--- Begin GIVEN RECORDS ---

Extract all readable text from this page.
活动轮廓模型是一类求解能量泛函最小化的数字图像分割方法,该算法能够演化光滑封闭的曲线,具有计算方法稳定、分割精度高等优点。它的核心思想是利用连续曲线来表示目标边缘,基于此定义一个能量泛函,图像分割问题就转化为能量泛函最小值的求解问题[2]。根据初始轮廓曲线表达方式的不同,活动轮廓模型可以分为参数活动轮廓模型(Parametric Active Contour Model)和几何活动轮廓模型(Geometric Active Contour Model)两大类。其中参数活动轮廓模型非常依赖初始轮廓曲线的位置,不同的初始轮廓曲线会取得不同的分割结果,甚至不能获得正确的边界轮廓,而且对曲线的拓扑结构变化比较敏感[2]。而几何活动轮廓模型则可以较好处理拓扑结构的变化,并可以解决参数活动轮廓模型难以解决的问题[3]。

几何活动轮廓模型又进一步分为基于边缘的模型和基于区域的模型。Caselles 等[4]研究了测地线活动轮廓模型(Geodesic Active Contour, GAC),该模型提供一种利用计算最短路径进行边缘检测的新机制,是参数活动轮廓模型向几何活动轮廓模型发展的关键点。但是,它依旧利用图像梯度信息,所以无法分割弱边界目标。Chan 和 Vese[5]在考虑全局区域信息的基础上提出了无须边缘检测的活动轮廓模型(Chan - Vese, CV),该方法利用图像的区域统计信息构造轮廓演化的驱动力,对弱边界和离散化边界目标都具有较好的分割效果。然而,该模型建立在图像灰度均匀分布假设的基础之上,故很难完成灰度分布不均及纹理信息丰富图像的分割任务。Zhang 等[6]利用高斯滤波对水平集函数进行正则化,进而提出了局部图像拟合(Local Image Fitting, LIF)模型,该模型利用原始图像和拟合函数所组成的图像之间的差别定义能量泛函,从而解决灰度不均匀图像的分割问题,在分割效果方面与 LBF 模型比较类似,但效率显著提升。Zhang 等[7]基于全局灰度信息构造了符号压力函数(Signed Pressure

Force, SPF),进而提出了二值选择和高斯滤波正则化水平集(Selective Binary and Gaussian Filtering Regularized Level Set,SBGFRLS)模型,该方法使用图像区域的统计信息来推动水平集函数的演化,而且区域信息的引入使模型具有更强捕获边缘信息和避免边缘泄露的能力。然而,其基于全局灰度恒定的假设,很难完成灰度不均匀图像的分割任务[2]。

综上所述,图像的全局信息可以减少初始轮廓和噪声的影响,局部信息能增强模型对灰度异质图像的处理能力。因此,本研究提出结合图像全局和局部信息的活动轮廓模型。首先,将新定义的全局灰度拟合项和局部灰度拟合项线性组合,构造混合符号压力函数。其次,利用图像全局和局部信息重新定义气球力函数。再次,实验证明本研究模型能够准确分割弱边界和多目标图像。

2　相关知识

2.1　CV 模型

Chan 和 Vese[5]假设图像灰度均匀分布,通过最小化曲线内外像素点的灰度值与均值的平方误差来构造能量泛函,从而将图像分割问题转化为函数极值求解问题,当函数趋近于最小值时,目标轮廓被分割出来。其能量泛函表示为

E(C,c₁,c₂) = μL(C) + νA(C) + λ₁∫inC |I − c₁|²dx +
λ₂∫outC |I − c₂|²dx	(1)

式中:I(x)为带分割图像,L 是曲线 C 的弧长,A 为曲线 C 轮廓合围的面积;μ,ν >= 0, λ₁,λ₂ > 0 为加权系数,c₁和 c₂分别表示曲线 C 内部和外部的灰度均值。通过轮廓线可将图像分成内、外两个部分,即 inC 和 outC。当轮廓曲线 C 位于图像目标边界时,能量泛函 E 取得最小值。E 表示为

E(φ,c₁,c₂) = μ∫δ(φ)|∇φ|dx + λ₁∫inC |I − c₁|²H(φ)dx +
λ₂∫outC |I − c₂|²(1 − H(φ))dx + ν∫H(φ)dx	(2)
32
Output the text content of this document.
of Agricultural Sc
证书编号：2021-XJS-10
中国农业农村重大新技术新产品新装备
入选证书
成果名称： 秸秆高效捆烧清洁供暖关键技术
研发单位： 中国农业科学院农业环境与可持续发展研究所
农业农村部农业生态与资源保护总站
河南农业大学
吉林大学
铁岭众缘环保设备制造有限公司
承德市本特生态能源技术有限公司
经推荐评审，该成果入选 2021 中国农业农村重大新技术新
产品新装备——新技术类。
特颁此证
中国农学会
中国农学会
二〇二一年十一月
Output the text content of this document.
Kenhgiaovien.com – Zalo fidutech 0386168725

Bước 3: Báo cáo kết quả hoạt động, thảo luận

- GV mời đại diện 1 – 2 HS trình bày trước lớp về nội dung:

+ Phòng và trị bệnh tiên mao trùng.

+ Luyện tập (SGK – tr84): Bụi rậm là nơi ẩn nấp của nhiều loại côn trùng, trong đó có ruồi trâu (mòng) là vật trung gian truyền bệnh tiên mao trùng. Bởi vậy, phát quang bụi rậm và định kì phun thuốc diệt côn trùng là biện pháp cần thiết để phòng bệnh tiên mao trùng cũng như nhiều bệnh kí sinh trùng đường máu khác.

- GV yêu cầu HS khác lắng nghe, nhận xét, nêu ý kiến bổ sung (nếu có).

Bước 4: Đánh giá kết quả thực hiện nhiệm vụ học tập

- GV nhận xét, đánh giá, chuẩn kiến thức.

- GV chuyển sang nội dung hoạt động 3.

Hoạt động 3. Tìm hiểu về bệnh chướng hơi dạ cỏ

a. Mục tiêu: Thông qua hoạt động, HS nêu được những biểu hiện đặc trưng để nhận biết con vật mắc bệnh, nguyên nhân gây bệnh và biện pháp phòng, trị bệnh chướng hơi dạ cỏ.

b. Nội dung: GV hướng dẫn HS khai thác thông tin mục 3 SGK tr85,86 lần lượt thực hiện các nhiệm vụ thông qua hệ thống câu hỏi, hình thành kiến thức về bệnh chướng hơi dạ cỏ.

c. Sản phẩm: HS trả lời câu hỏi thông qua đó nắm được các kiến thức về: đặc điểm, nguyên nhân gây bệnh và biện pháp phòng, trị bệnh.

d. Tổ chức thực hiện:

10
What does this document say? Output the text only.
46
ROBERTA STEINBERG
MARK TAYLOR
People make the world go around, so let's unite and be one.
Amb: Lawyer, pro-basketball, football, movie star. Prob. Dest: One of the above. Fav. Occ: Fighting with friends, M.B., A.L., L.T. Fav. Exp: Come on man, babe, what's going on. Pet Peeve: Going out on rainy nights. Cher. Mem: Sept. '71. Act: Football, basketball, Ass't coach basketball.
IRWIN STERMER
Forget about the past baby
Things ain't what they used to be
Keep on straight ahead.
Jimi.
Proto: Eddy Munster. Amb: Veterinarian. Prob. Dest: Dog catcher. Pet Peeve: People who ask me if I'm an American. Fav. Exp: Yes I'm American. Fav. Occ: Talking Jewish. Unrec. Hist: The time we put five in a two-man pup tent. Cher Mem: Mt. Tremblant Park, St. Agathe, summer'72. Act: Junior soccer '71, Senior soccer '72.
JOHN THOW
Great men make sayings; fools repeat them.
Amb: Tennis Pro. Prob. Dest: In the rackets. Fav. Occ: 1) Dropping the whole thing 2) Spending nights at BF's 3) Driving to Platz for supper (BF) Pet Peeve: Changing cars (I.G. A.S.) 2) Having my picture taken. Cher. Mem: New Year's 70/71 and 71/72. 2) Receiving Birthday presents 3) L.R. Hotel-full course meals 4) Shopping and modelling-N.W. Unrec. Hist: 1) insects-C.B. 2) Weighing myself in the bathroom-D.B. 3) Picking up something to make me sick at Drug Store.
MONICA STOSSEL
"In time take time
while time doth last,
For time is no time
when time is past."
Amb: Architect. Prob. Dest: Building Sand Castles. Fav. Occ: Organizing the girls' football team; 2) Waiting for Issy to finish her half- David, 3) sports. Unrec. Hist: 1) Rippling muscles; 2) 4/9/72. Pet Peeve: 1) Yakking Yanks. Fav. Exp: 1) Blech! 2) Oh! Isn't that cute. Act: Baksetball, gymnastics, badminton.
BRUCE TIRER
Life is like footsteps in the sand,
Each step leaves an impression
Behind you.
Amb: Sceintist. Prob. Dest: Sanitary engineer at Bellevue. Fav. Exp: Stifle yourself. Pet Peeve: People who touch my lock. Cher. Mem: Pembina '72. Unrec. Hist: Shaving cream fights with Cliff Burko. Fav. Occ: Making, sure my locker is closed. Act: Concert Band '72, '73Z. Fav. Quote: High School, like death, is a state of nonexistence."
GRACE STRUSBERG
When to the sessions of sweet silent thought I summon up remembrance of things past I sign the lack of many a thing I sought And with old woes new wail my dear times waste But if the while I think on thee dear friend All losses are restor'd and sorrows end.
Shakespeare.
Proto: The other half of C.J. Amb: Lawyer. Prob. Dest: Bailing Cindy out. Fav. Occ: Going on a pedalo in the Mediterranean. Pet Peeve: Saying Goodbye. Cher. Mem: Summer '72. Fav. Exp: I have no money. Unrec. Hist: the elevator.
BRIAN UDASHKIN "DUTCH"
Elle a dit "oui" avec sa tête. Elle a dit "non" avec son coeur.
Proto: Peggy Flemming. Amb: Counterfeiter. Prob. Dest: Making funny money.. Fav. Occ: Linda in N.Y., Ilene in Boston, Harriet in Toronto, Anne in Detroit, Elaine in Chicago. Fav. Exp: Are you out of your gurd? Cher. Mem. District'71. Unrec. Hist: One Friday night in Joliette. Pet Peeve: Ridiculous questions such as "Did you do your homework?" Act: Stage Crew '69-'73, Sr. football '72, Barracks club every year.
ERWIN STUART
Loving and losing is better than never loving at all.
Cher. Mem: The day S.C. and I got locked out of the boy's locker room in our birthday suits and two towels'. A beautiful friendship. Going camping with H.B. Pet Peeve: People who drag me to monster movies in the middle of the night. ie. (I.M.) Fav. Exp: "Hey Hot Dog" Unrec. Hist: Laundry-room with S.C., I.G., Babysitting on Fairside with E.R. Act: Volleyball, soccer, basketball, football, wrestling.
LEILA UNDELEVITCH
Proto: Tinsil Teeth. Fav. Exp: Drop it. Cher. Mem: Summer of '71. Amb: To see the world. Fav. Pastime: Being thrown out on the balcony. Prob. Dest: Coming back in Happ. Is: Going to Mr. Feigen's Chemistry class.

--- End GIVEN RECORDS ---

Give the count of lines in the records that contain "nhiệm", and no other text.

WRITTEN REPLY: 2